-- start DATA PROVIDED --

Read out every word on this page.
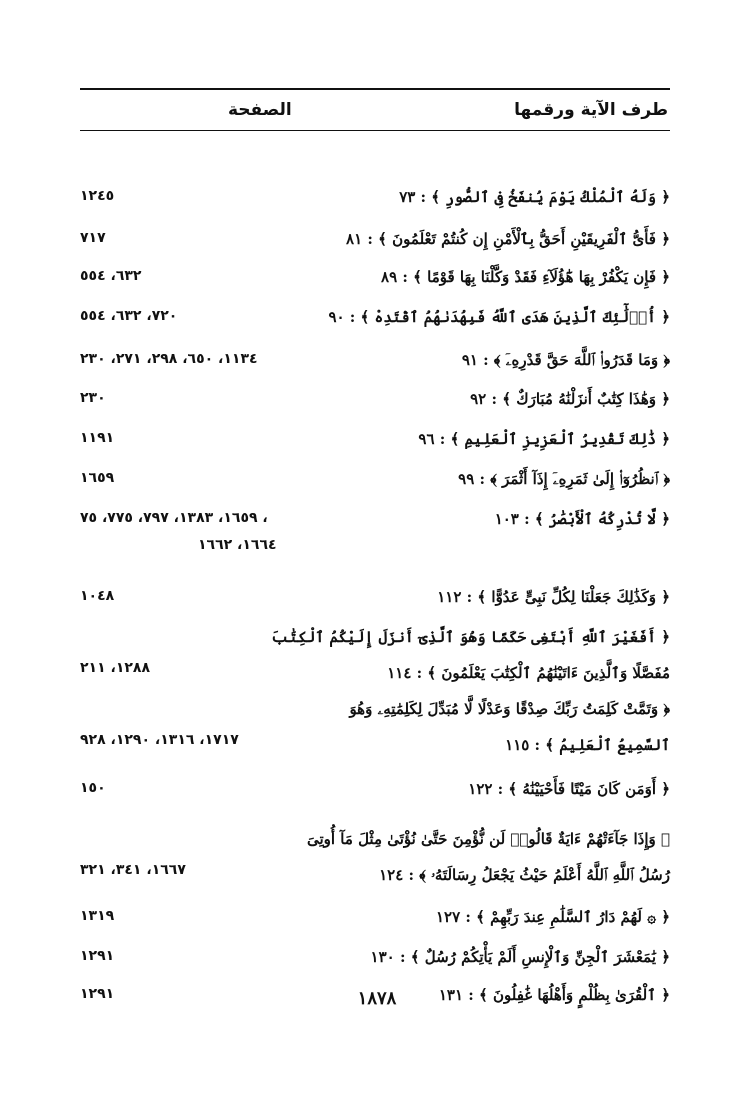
طرف الآية ورقمها
الصفحة
﴿ وَلَهُ ٱلْمُلْكُ يَوْمَ يُنفَخُ فِى ٱلصُّورِ ﴾ : ٧٣
١٢٤٥
﴿ فَأَىُّ ٱلْفَرِيقَيْنِ أَحَقُّ بِٱلْأَمْنِ إِن كُنتُمْ تَعْلَمُونَ ﴾ : ٨١
٧١٧
﴿ فَإِن يَكْفُرْ بِهَا هَٰٓؤُلَآءِ فَقَدْ وَكَّلْنَا بِهَا قَوْمًا ﴾ : ٨٩
٦٣٢، ٥٥٤
﴿ أُو۟لَٰٓئِكَ ٱلَّذِينَ هَدَى ٱللَّهُ فَبِهُدَىٰهُمُ ٱقْتَدِهْ ﴾ : ٩٠
٧٢٠، ٦٣٢، ٥٥٤
﴿ وَمَا قَدَرُوا۟ ٱللَّهَ حَقَّ قَدْرِهِۦٓ ﴾ : ٩١
١١٣٤، ٦٥٠، ٢٩٨، ٢٧١، ٢٣٠
﴿ وَهَٰذَا كِتَٰبٌ أَنزَلْنَٰهُ مُبَارَكٌ ﴾ : ٩٢
٢٣٠
﴿ ذَٰلِكَ تَقْدِيرُ ٱلْعَزِيزِ ٱلْعَلِيمِ ﴾ : ٩٦
١١٩١
﴿ ٱنظُرُوٓا۟ إِلَىٰ ثَمَرِهِۦٓ إِذَآ أَثْمَرَ ﴾ : ٩٩
١٦٥٩
﴿ لَّا تُدْرِكُهُ ٱلْأَبْصَٰرُ ﴾ : ١٠٣
، ١٦٥٩، ١٣٨٣، ٧٩٧، ٧٧٥، ٧٥
١٦٦٤، ١٦٦٢
﴿ وَكَذَٰلِكَ جَعَلْنَا لِكُلِّ نَبِىٍّ عَدُوًّا ﴾ : ١١٢
١٠٤٨
﴿ أَفَغَيْرَ ٱللَّهِ أَبْتَغِى حَكَمًا وَهُوَ ٱلَّذِىٓ أَنزَلَ إِلَيْكُمُ ٱلْكِتَٰبَ
مُفَصَّلًا وَٱلَّذِينَ ءَاتَيْنَٰهُمُ ٱلْكِتَٰبَ يَعْلَمُونَ ﴾ : ١١٤
١٢٨٨، ٢١١
﴿ وَتَمَّتْ كَلِمَتُ رَبِّكَ صِدْقًا وَعَدْلًا لَّا مُبَدِّلَ لِكَلِمَٰتِهِۦ وَهُوَ
ٱلسَّمِيعُ ٱلْعَلِيمُ ﴾ : ١١٥
١٧١٧، ١٣١٦، ١٢٩٠، ٩٢٨
﴿ أَوَمَن كَانَ مَيْتًا فَأَحْيَيْنَٰهُ ﴾ : ١٢٢
١٥٠
﴿ وَإِذَا جَآءَتْهُمْ ءَايَةٌ قَالُوا۟ لَن نُّؤْمِنَ حَتَّىٰ نُؤْتَىٰ مِثْلَ مَآ أُوتِىَ
رُسُلُ ٱللَّهِ ٱللَّهُ أَعْلَمُ حَيْثُ يَجْعَلُ رِسَالَتَهُۥ ﴾ : ١٢٤
١٦٦٧، ٣٤١، ٣٢١
﴿ ۞ لَهُمْ دَارُ ٱلسَّلَٰمِ عِندَ رَبِّهِمْ ﴾ : ١٢٧
١٣١٩
﴿ يَٰمَعْشَرَ ٱلْجِنِّ وَٱلْإِنسِ أَلَمْ يَأْتِكُمْ رُسُلٌ ﴾ : ١٣٠
١٢٩١
﴿ ٱلْقُرَىٰ بِظُلْمٍ وَأَهْلُهَا غَٰفِلُونَ ﴾ : ١٣١
١٢٩١	١٨٧٨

-- end DATA PROVIDED --

_GIVEN TASK_.
Print all of the entries word for word. Skip any images they contain.

_FULL RESPONSE_.
Read out every word on this page.
طرف الآية ورقمها
الصفحة
﴿ وَلَهُ ٱلْمُلْكُ يَوْمَ يُنفَخُ فِى ٱلصُّورِ ﴾ : ٧٣
١٢٤٥
﴿ فَأَىُّ ٱلْفَرِيقَيْنِ أَحَقُّ بِٱلْأَمْنِ إِن كُنتُمْ تَعْلَمُونَ ﴾ : ٨١
٧١٧
﴿ فَإِن يَكْفُرْ بِهَا هَٰٓؤُلَآءِ فَقَدْ وَكَّلْنَا بِهَا قَوْمًا ﴾ : ٨٩
٦٣٢، ٥٥٤
﴿ أُو۟لَٰٓئِكَ ٱلَّذِينَ هَدَى ٱللَّهُ فَبِهُدَىٰهُمُ ٱقْتَدِهْ ﴾ : ٩٠
٧٢٠، ٦٣٢، ٥٥٤
﴿ وَمَا قَدَرُوا۟ ٱللَّهَ حَقَّ قَدْرِهِۦٓ ﴾ : ٩١
١١٣٤، ٦٥٠، ٢٩٨، ٢٧١، ٢٣٠
﴿ وَهَٰذَا كِتَٰبٌ أَنزَلْنَٰهُ مُبَارَكٌ ﴾ : ٩٢
٢٣٠
﴿ ذَٰلِكَ تَقْدِيرُ ٱلْعَزِيزِ ٱلْعَلِيمِ ﴾ : ٩٦
١١٩١
﴿ ٱنظُرُوٓا۟ إِلَىٰ ثَمَرِهِۦٓ إِذَآ أَثْمَرَ ﴾ : ٩٩
١٦٥٩
﴿ لَّا تُدْرِكُهُ ٱلْأَبْصَٰرُ ﴾ : ١٠٣
، ١٦٥٩، ١٣٨٣، ٧٩٧، ٧٧٥، ٧٥
١٦٦٤، ١٦٦٢
﴿ وَكَذَٰلِكَ جَعَلْنَا لِكُلِّ نَبِىٍّ عَدُوًّا ﴾ : ١١٢
١٠٤٨
﴿ أَفَغَيْرَ ٱللَّهِ أَبْتَغِى حَكَمًا وَهُوَ ٱلَّذِىٓ أَنزَلَ إِلَيْكُمُ ٱلْكِتَٰبَ
مُفَصَّلًا وَٱلَّذِينَ ءَاتَيْنَٰهُمُ ٱلْكِتَٰبَ يَعْلَمُونَ ﴾ : ١١٤
١٢٨٨، ٢١١
﴿ وَتَمَّتْ كَلِمَتُ رَبِّكَ صِدْقًا وَعَدْلًا لَّا مُبَدِّلَ لِكَلِمَٰتِهِۦ وَهُوَ
ٱلسَّمِيعُ ٱلْعَلِيمُ ﴾ : ١١٥
١٧١٧، ١٣١٦، ١٢٩٠، ٩٢٨
﴿ أَوَمَن كَانَ مَيْتًا فَأَحْيَيْنَٰهُ ﴾ : ١٢٢
١٥٠
﴿ وَإِذَا جَآءَتْهُمْ ءَايَةٌ قَالُوا۟ لَن نُّؤْمِنَ حَتَّىٰ نُؤْتَىٰ مِثْلَ مَآ أُوتِىَ
رُسُلُ ٱللَّهِ ٱللَّهُ أَعْلَمُ حَيْثُ يَجْعَلُ رِسَالَتَهُۥ ﴾ : ١٢٤
١٦٦٧، ٣٤١، ٣٢١
﴿ ۞ لَهُمْ دَارُ ٱلسَّلَٰمِ عِندَ رَبِّهِمْ ﴾ : ١٢٧
١٣١٩
﴿ يَٰمَعْشَرَ ٱلْجِنِّ وَٱلْإِنسِ أَلَمْ يَأْتِكُمْ رُسُلٌ ﴾ : ١٣٠
١٢٩١
﴿ ٱلْقُرَىٰ بِظُلْمٍ وَأَهْلُهَا غَٰفِلُونَ ﴾ : ١٣١
١٢٩١	١٨٧٨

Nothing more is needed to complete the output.